Written request:
Below are some entries. Output each one exactly as it appears.

Data for this task:
────────

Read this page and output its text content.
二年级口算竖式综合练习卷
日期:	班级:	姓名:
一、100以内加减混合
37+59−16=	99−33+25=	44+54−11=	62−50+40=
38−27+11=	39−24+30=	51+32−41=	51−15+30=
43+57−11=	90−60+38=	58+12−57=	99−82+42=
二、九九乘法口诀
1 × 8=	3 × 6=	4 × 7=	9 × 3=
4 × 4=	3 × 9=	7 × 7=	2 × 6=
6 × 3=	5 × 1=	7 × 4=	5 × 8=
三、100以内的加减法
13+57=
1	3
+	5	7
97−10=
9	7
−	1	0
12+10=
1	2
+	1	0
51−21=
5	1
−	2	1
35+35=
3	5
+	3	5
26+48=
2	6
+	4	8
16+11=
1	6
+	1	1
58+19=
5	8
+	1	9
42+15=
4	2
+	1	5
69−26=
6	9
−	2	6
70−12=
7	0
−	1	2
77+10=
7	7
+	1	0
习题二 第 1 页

────────

Solution for this problem:
Read this page and output its text content.
二年级口算竖式综合练习卷
日期:	班级:	姓名:
一、100以内加减混合
37+59−16=	99−33+25=	44+54−11=	62−50+40=
38−27+11=	39−24+30=	51+32−41=	51−15+30=
43+57−11=	90−60+38=	58+12−57=	99−82+42=
二、九九乘法口诀
1 × 8=	3 × 6=	4 × 7=	9 × 3=
4 × 4=	3 × 9=	7 × 7=	2 × 6=
6 × 3=	5 × 1=	7 × 4=	5 × 8=
三、100以内的加减法
13+57=
1	3
+	5	7
97−10=
9	7
−	1	0
12+10=
1	2
+	1	0
51−21=
5	1
−	2	1
35+35=
3	5
+	3	5
26+48=
2	6
+	4	8
16+11=
1	6
+	1	1
58+19=
5	8
+	1	9
42+15=
4	2
+	1	5
69−26=
6	9
−	2	6
70−12=
7	0
−	1	2
77+10=
7	7
+	1	0
习题二 第 1 页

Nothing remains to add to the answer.